What is needed ▸
Carry none of the pictures over; set down the material below exactly.

Input data ▸
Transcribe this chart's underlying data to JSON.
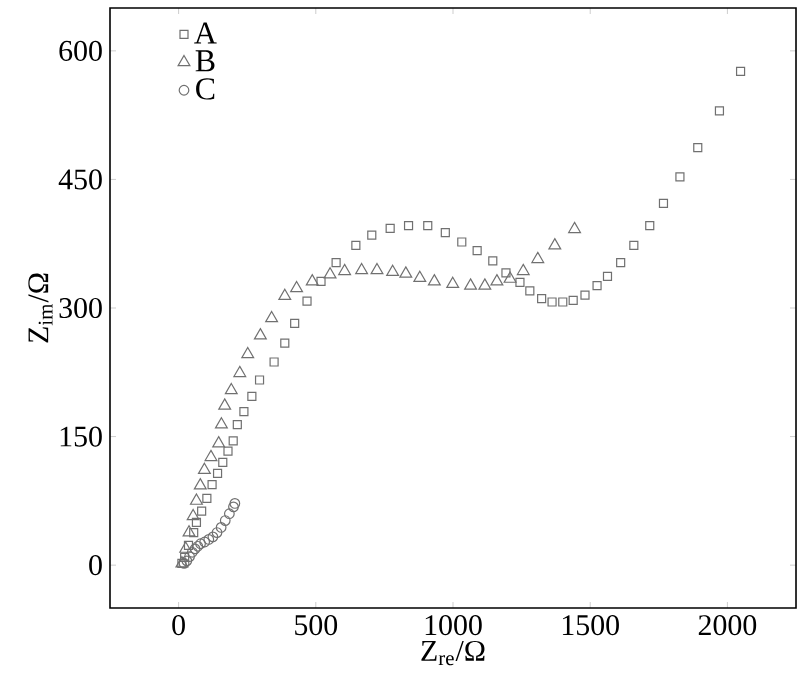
{
  "chart_data": {
    "type": "scatter",
    "xlabel": "Z$_{re}$/Ω",
    "ylabel": "Z$_{im}$/Ω",
    "xlim": [
      -250,
      2250
    ],
    "ylim": [
      -50,
      650
    ],
    "xticks": [
      0,
      500,
      1000,
      1500,
      2000
    ],
    "yticks": [
      0,
      150,
      300,
      450,
      600
    ],
    "legend": "top left",
    "grid": false,
    "series": [
      {
        "name": "A",
        "color": "#707070",
        "marker": "square",
        "x": [
          12,
          22,
          36,
          55,
          65,
          84,
          103,
          122,
          142,
          161,
          180,
          199,
          214,
          238,
          267,
          295,
          348,
          387,
          423,
          468,
          519,
          574,
          646,
          704,
          771,
          838,
          908,
          972,
          1032,
          1088,
          1145,
          1193,
          1244,
          1280,
          1323,
          1361,
          1400,
          1438,
          1481,
          1525,
          1563,
          1611,
          1659,
          1717,
          1767,
          1827,
          1892,
          1971,
          2048
        ],
        "values": [
          2,
          9,
          23,
          38,
          50,
          63,
          78,
          94,
          107,
          120,
          133,
          145,
          164,
          179,
          197,
          216,
          237,
          259,
          282,
          308,
          331,
          353,
          373,
          385,
          393,
          396,
          396,
          388,
          377,
          367,
          355,
          341,
          330,
          320,
          311,
          307,
          307,
          309,
          315,
          326,
          337,
          353,
          373,
          396,
          422,
          453,
          487,
          530,
          576
        ]
      },
      {
        "name": "B",
        "color": "#707070",
        "marker": "triangle",
        "x": [
          12,
          26,
          38,
          53,
          65,
          79,
          94,
          118,
          146,
          156,
          168,
          192,
          223,
          252,
          298,
          339,
          387,
          430,
          487,
          552,
          605,
          667,
          723,
          780,
          828,
          879,
          932,
          999,
          1064,
          1116,
          1160,
          1208,
          1256,
          1309,
          1371,
          1443
        ],
        "values": [
          2,
          19,
          38,
          57,
          75,
          93,
          111,
          126,
          142,
          164,
          186,
          204,
          224,
          246,
          268,
          288,
          314,
          323,
          331,
          339,
          343,
          344,
          344,
          342,
          340,
          335,
          331,
          328,
          326,
          326,
          331,
          334,
          343,
          357,
          373,
          392
        ]
      },
      {
        "name": "C",
        "color": "#707070",
        "marker": "circle",
        "x": [
          20,
          30,
          40,
          50,
          60,
          70,
          80,
          95,
          110,
          125,
          140,
          155,
          170,
          185,
          200,
          205
        ],
        "values": [
          2,
          5,
          10,
          15,
          19,
          22,
          25,
          27,
          30,
          33,
          38,
          44,
          52,
          60,
          68,
          72
        ]
      }
    ]
  }
}
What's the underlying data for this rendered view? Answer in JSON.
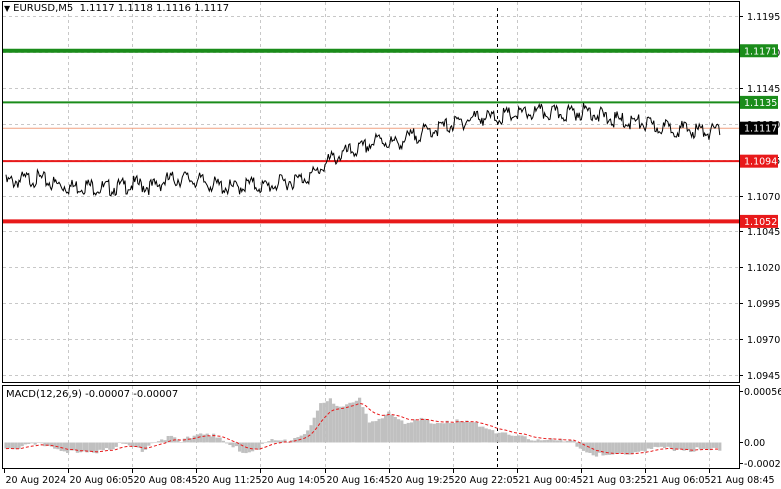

Solution ▸
Transcribe this chart's underlying data to JSON.
{
  "chart_data": {
    "type": "scatter",
    "xlabel": "Z$_{re}$/Ω",
    "ylabel": "Z$_{im}$/Ω",
    "xlim": [
      -250,
      2250
    ],
    "ylim": [
      -50,
      650
    ],
    "xticks": [
      0,
      500,
      1000,
      1500,
      2000
    ],
    "yticks": [
      0,
      150,
      300,
      450,
      600
    ],
    "legend": "top left",
    "grid": false,
    "series": [
      {
        "name": "A",
        "color": "#707070",
        "marker": "square",
        "x": [
          12,
          22,
          36,
          55,
          65,
          84,
          103,
          122,
          142,
          161,
          180,
          199,
          214,
          238,
          267,
          295,
          348,
          387,
          423,
          468,
          519,
          574,
          646,
          704,
          771,
          838,
          908,
          972,
          1032,
          1088,
          1145,
          1193,
          1244,
          1280,
          1323,
          1361,
          1400,
          1438,
          1481,
          1525,
          1563,
          1611,
          1659,
          1717,
          1767,
          1827,
          1892,
          1971,
          2048
        ],
        "values": [
          2,
          9,
          23,
          38,
          50,
          63,
          78,
          94,
          107,
          120,
          133,
          145,
          164,
          179,
          197,
          216,
          237,
          259,
          282,
          308,
          331,
          353,
          373,
          385,
          393,
          396,
          396,
          388,
          377,
          367,
          355,
          341,
          330,
          320,
          311,
          307,
          307,
          309,
          315,
          326,
          337,
          353,
          373,
          396,
          422,
          453,
          487,
          530,
          576
        ]
      },
      {
        "name": "B",
        "color": "#707070",
        "marker": "triangle",
        "x": [
          12,
          26,
          38,
          53,
          65,
          79,
          94,
          118,
          146,
          156,
          168,
          192,
          223,
          252,
          298,
          339,
          387,
          430,
          487,
          552,
          605,
          667,
          723,
          780,
          828,
          879,
          932,
          999,
          1064,
          1116,
          1160,
          1208,
          1256,
          1309,
          1371,
          1443
        ],
        "values": [
          2,
          19,
          38,
          57,
          75,
          93,
          111,
          126,
          142,
          164,
          186,
          204,
          224,
          246,
          268,
          288,
          314,
          323,
          331,
          339,
          343,
          344,
          344,
          342,
          340,
          335,
          331,
          328,
          326,
          326,
          331,
          334,
          343,
          357,
          373,
          392
        ]
      },
      {
        "name": "C",
        "color": "#707070",
        "marker": "circle",
        "x": [
          20,
          30,
          40,
          50,
          60,
          70,
          80,
          95,
          110,
          125,
          140,
          155,
          170,
          185,
          200,
          205
        ],
        "values": [
          2,
          5,
          10,
          15,
          19,
          22,
          25,
          27,
          30,
          33,
          38,
          44,
          52,
          60,
          68,
          72
        ]
      }
    ]
  }
}
What's the underlying data for this rendered view? Answer in JSON.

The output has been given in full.